_TASK OBJECTIVE_. Copy all lines in which the word "clothing" can be found.

╭─ DATA RECORDS

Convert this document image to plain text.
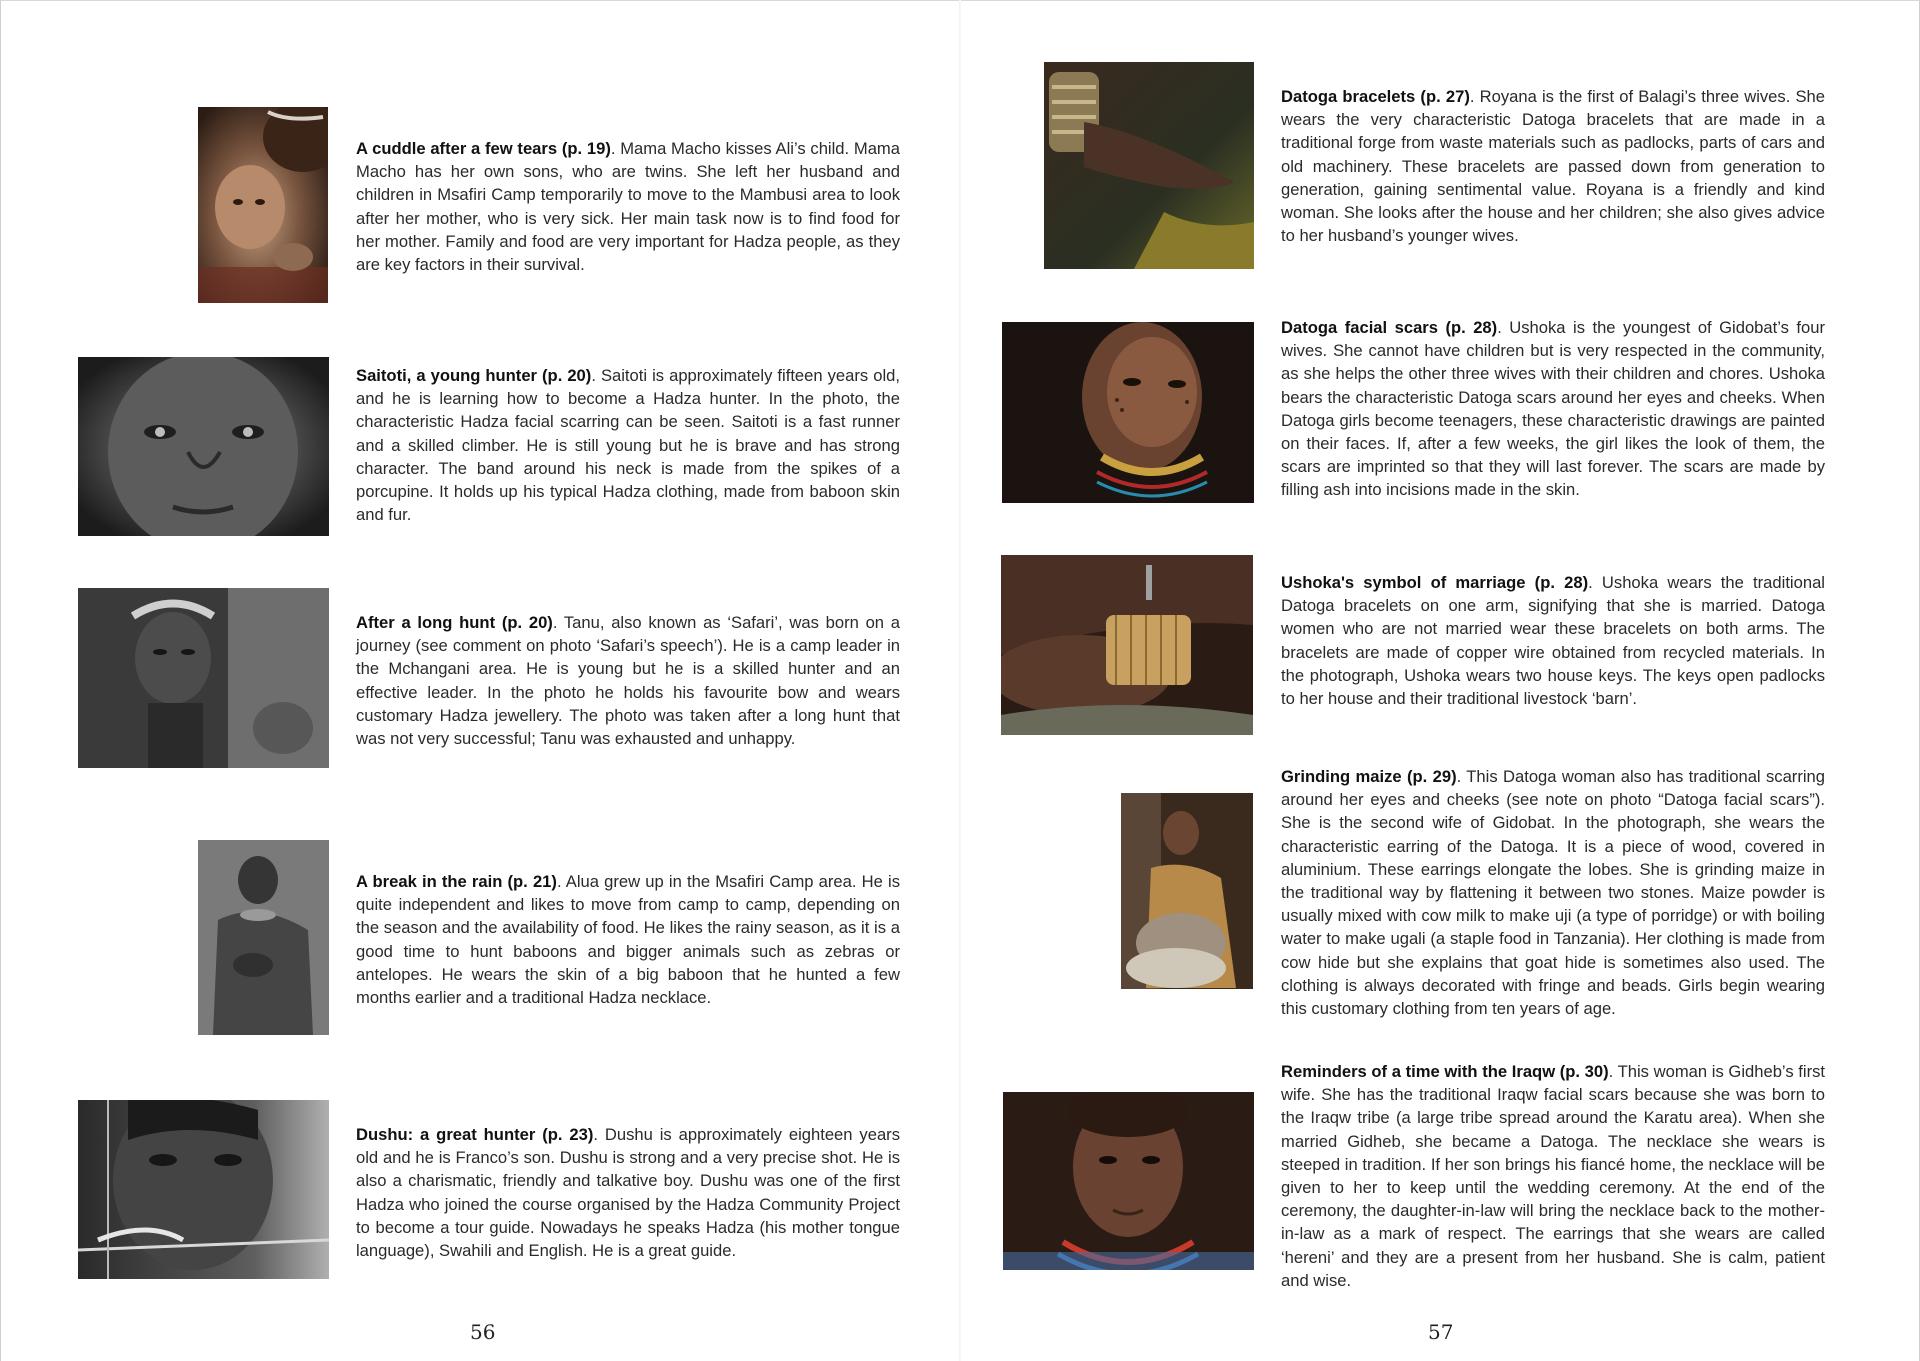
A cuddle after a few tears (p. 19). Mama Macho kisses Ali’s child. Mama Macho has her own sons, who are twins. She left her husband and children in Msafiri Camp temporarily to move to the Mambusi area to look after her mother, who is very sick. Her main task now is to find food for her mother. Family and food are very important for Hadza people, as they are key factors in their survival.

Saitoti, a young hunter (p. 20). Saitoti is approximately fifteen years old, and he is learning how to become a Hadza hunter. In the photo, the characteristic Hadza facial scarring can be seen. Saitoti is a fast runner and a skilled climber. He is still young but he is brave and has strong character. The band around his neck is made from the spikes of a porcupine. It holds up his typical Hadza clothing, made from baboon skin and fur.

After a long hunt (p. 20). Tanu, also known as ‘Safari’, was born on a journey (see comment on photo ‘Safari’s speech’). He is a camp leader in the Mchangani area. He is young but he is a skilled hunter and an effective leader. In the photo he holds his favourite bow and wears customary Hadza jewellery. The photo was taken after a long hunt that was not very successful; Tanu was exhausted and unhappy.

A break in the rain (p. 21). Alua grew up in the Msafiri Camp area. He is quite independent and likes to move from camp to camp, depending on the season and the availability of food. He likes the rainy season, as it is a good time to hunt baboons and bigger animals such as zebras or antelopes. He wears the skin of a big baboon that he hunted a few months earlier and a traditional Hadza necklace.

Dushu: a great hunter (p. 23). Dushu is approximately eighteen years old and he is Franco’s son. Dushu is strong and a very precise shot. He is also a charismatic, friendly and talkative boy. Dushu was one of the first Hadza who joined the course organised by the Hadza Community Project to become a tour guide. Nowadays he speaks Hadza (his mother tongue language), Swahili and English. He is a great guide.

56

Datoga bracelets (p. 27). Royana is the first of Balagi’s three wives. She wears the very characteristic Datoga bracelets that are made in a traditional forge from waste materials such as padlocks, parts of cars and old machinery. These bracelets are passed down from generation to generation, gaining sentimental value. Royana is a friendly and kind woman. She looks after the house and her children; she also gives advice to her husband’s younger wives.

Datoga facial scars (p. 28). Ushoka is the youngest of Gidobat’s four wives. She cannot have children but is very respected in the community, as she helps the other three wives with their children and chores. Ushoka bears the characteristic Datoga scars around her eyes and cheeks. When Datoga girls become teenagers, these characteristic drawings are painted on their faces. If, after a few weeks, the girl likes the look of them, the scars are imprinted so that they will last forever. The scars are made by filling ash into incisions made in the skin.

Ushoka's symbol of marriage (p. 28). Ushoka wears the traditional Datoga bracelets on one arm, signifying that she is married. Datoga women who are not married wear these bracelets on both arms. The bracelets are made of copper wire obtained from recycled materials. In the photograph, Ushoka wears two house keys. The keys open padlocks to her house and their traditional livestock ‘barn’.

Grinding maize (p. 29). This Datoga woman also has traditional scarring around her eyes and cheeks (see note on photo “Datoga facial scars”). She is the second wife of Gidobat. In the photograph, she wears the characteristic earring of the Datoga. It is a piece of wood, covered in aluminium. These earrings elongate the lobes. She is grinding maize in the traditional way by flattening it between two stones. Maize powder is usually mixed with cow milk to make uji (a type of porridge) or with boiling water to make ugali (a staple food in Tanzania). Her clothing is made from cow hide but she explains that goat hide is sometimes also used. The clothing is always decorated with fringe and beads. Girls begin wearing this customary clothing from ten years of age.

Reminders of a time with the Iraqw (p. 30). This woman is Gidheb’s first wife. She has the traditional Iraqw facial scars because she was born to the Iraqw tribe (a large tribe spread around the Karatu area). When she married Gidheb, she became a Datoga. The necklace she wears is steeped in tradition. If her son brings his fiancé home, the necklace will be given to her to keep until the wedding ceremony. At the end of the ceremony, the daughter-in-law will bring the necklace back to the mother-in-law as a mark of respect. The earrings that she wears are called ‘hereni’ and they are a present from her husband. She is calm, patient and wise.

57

╰─

_FINAL RESULT_.
Saitoti, a young hunter (p. 20). Saitoti is approximately fifteen years old, and he is learning how to become a Hadza hunter. In the photo, the characteristic Hadza facial scarring can be seen. Saitoti is a fast runner and a skilled climber. He is still young but he is brave and has strong character. The band around his neck is made from the spikes of a porcupine. It holds up his typical Hadza clothing, made from baboon skin and fur.
Grinding maize (p. 29). This Datoga woman also has traditional scarring around her eyes and cheeks (see note on photo “Datoga facial scars”). She is the second wife of Gidobat. In the photograph, she wears the characteristic earring of the Datoga. It is a piece of wood, covered in aluminium. These earrings elongate the lobes. She is grinding maize in the traditional way by flattening it between two stones. Maize powder is usually mixed with cow milk to make uji (a type of porridge) or with boiling water to make ugali (a staple food in Tanzania). Her clothing is made from cow hide but she explains that goat hide is sometimes also used. The clothing is always decorated with fringe and beads. Girls begin wearing this customary clothing from ten years of age.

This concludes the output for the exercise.